* **Exercise materials**:

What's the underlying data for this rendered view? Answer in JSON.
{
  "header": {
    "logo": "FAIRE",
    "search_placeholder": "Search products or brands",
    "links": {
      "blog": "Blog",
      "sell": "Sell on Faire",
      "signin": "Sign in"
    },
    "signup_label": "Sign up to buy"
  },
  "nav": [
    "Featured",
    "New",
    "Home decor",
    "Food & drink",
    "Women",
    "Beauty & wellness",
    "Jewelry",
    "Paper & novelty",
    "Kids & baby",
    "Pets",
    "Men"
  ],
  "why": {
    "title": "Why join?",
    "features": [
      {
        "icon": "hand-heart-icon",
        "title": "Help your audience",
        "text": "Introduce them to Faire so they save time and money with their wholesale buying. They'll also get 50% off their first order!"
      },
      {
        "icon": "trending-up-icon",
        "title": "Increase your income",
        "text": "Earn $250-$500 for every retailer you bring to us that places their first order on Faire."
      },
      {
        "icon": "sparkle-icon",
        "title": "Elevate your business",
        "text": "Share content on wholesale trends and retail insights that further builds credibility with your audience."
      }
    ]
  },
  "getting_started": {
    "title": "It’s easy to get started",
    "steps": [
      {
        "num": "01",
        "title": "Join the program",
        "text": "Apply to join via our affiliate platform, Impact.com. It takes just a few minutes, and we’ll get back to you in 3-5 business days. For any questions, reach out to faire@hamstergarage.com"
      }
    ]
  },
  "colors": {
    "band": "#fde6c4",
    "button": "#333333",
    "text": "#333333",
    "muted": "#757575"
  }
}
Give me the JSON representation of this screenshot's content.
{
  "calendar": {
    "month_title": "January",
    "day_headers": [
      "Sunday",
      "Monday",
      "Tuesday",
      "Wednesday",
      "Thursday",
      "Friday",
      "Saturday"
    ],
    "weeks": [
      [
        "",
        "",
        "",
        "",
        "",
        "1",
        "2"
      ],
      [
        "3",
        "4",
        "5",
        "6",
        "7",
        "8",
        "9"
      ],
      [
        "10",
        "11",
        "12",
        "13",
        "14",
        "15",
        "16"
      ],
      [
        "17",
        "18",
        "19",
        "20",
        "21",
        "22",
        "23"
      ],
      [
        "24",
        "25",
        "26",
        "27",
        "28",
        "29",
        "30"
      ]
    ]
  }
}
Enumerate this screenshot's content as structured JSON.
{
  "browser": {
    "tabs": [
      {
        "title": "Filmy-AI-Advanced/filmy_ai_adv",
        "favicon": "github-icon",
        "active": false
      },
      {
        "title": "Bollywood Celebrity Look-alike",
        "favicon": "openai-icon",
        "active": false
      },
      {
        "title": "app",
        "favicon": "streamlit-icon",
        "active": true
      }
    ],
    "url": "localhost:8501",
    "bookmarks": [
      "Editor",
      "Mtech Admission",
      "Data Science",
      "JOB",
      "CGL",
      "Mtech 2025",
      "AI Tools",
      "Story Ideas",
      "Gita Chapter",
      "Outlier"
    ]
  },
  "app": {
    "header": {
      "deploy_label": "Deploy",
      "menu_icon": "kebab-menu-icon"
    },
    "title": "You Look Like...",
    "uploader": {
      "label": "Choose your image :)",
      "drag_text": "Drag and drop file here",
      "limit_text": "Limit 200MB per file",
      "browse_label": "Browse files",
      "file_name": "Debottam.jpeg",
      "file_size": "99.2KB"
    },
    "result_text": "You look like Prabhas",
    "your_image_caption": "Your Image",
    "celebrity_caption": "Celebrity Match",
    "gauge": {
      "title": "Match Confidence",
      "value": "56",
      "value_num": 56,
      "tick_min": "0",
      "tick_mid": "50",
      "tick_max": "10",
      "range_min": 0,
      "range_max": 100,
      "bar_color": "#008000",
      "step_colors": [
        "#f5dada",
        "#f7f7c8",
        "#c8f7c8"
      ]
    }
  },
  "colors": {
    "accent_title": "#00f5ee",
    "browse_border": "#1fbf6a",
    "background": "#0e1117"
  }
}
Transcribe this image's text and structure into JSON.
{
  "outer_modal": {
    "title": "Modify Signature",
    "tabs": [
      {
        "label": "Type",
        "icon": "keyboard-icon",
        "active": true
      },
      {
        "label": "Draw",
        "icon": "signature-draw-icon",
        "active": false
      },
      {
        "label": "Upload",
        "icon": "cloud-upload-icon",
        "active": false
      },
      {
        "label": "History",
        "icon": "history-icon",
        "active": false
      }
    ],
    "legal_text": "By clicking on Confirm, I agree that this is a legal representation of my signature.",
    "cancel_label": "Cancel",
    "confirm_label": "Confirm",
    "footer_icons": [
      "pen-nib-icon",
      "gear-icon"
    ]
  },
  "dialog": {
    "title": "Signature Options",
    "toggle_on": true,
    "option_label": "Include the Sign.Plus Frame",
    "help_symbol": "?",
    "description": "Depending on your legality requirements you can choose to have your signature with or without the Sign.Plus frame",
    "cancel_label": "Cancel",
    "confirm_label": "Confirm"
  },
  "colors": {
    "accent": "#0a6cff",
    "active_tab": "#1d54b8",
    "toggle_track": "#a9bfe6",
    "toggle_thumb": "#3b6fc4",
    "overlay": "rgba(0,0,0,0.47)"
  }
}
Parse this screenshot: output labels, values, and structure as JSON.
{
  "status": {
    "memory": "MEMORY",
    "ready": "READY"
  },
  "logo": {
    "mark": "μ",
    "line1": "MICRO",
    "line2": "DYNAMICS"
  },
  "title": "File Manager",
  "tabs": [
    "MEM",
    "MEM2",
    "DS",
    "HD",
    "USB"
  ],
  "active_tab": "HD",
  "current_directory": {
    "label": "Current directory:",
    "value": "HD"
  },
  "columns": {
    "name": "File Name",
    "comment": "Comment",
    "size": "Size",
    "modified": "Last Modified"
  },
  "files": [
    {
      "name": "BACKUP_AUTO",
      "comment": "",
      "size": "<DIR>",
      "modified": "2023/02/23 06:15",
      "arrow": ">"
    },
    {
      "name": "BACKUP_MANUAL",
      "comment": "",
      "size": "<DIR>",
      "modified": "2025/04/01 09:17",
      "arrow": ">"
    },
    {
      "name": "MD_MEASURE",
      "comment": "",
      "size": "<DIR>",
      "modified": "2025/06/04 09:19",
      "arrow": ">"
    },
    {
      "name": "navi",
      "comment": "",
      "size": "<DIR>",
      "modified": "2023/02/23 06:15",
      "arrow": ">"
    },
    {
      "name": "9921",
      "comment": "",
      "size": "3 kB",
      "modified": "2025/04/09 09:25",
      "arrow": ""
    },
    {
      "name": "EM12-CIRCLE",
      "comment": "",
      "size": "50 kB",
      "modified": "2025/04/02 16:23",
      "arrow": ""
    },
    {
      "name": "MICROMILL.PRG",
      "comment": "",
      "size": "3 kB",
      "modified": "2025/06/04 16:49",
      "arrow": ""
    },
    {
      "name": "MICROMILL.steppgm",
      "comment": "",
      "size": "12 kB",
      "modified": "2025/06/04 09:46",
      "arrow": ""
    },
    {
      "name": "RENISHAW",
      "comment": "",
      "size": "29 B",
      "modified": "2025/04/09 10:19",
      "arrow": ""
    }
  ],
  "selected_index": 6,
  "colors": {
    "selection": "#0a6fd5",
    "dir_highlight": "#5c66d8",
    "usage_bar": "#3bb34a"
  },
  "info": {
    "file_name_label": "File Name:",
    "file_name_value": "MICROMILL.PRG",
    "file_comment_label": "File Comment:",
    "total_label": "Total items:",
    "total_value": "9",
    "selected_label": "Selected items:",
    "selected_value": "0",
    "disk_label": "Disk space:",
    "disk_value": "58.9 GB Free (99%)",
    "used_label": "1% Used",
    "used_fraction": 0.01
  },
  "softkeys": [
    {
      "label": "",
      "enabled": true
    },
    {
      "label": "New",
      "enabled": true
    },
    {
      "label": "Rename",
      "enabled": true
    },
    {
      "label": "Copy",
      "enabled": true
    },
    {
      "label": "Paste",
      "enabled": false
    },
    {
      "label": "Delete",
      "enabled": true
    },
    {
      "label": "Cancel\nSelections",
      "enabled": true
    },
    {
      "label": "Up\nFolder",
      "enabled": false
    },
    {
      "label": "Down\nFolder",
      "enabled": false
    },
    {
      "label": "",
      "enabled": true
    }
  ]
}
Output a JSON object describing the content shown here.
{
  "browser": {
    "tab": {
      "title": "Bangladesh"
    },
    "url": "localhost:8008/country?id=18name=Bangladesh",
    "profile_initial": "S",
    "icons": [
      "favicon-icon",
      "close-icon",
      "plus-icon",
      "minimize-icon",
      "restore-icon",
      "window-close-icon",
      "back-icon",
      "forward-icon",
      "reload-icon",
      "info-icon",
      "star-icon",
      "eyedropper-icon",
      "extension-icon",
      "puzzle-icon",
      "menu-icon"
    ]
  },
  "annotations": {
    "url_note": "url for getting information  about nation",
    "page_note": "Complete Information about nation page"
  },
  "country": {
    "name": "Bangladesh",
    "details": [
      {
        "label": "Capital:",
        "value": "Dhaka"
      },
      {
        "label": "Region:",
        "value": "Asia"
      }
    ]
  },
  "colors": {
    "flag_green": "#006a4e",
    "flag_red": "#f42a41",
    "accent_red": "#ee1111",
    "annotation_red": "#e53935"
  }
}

* **Goal**:
Only lines with the string "favicon" belong in your answer; copy each one.

* **Response to this exercise**:
        "favicon": "github-icon",
        "favicon": "openai-icon",
        "favicon": "streamlit-icon",
      "favicon-icon",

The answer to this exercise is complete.